■ **INPUT FOR THIS TASK**
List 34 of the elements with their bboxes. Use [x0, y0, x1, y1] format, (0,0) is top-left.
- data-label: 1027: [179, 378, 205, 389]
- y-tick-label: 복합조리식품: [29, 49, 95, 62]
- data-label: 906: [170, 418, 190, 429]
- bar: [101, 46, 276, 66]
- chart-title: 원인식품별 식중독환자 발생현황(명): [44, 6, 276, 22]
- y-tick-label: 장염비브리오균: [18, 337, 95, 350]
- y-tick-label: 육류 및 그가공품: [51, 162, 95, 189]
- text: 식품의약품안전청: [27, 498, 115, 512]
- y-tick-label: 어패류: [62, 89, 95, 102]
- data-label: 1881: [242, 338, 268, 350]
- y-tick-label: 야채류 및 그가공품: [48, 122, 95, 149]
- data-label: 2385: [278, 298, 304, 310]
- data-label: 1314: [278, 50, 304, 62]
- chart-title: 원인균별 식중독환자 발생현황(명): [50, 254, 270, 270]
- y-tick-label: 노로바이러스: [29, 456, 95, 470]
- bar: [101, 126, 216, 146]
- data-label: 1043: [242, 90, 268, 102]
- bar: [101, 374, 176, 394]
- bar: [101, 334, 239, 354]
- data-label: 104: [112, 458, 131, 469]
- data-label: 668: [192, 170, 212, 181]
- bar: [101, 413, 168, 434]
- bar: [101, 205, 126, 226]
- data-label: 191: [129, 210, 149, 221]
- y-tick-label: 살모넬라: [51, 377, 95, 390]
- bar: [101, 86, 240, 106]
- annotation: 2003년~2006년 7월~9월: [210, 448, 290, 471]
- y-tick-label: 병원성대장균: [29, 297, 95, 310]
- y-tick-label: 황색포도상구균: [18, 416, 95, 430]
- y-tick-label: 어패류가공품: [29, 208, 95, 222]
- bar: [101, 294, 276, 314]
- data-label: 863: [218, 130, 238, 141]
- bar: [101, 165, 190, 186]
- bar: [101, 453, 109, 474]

■ **TO BE DONE**
Copy out the lines above exactly as they stand, from the first line of the records through the line containing "- data-label: 1043: [242, 90, 268, 102]", with both of those lines included.

■ **FINAL RESULT**
List 34 of the elements with their bboxes. Use [x0, y0, x1, y1] format, (0,0) is top-left.
- data-label: 1027: [179, 378, 205, 389]
- y-tick-label: 복합조리식품: [29, 49, 95, 62]
- data-label: 906: [170, 418, 190, 429]
- bar: [101, 46, 276, 66]
- chart-title: 원인식품별 식중독환자 발생현황(명): [44, 6, 276, 22]
- y-tick-label: 장염비브리오균: [18, 337, 95, 350]
- y-tick-label: 육류 및 그가공품: [51, 162, 95, 189]
- text: 식품의약품안전청: [27, 498, 115, 512]
- y-tick-label: 어패류: [62, 89, 95, 102]
- data-label: 1881: [242, 338, 268, 350]
- y-tick-label: 야채류 및 그가공품: [48, 122, 95, 149]
- data-label: 2385: [278, 298, 304, 310]
- data-label: 1314: [278, 50, 304, 62]
- chart-title: 원인균별 식중독환자 발생현황(명): [50, 254, 270, 270]
- y-tick-label: 노로바이러스: [29, 456, 95, 470]
- bar: [101, 126, 216, 146]
- data-label: 1043: [242, 90, 268, 102]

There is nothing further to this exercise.